*** Opening of Available records ***
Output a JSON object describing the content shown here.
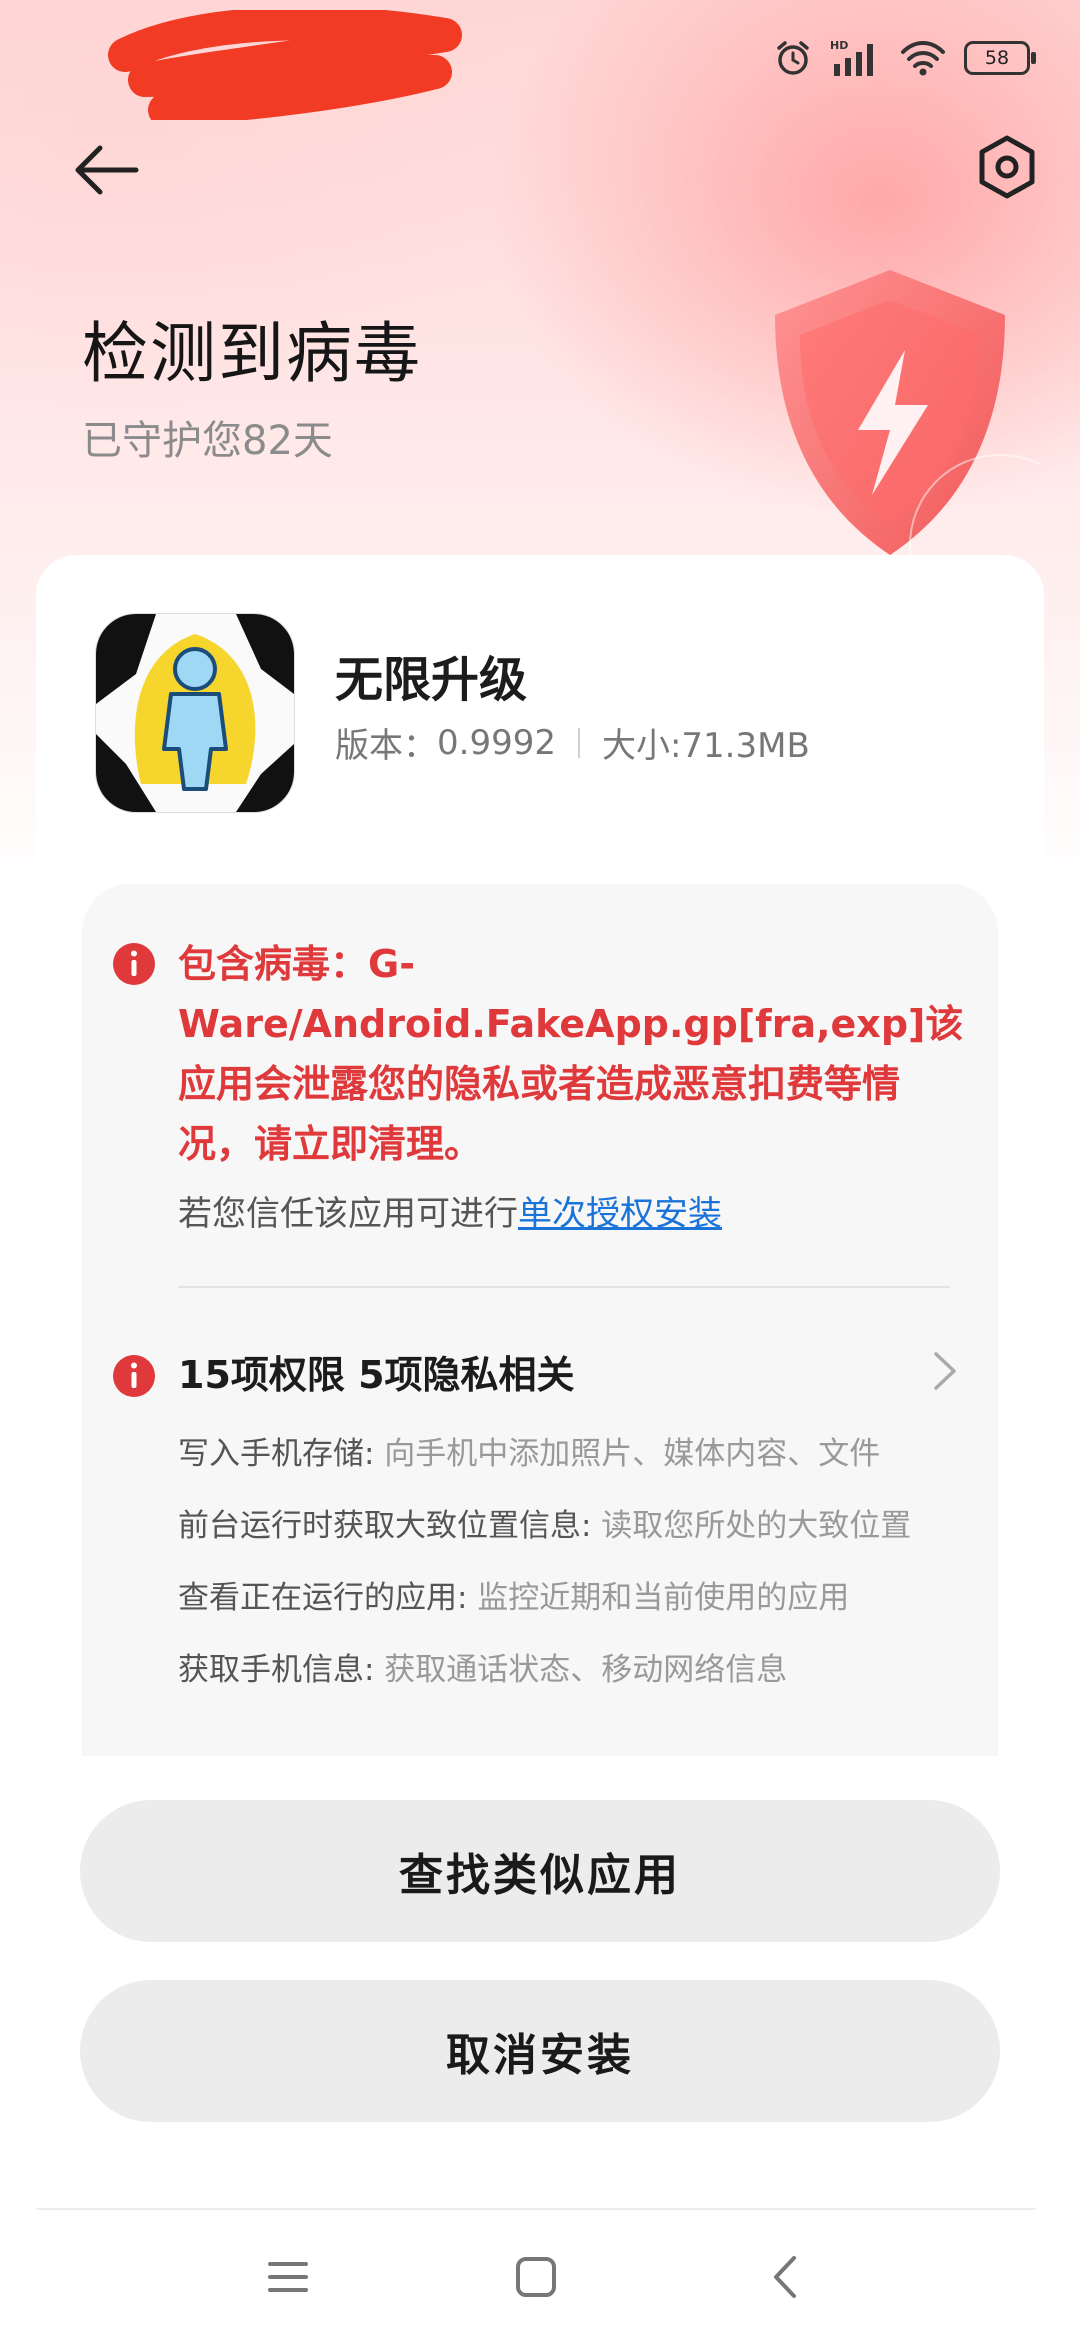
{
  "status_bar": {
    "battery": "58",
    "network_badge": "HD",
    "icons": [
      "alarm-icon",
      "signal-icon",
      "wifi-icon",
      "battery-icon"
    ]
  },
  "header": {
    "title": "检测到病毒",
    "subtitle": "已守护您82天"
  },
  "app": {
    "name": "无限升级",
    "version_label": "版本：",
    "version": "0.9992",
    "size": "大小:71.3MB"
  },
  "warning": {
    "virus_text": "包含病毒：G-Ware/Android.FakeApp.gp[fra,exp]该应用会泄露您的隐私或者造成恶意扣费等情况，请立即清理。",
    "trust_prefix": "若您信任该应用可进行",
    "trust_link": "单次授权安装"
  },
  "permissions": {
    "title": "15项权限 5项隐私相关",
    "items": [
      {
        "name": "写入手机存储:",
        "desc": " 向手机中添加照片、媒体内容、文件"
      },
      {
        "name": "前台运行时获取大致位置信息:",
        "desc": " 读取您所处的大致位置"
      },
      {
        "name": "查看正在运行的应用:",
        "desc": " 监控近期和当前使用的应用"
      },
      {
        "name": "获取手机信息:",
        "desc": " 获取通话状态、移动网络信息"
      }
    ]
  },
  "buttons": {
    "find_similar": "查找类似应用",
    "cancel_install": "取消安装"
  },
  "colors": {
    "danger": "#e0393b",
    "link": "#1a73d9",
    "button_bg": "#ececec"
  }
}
*** Close of Available records ***
> **What the task asks**
Please report how many lines in the records contain the string "name", and write nothing besides that number.

> **Output for this exercise**
5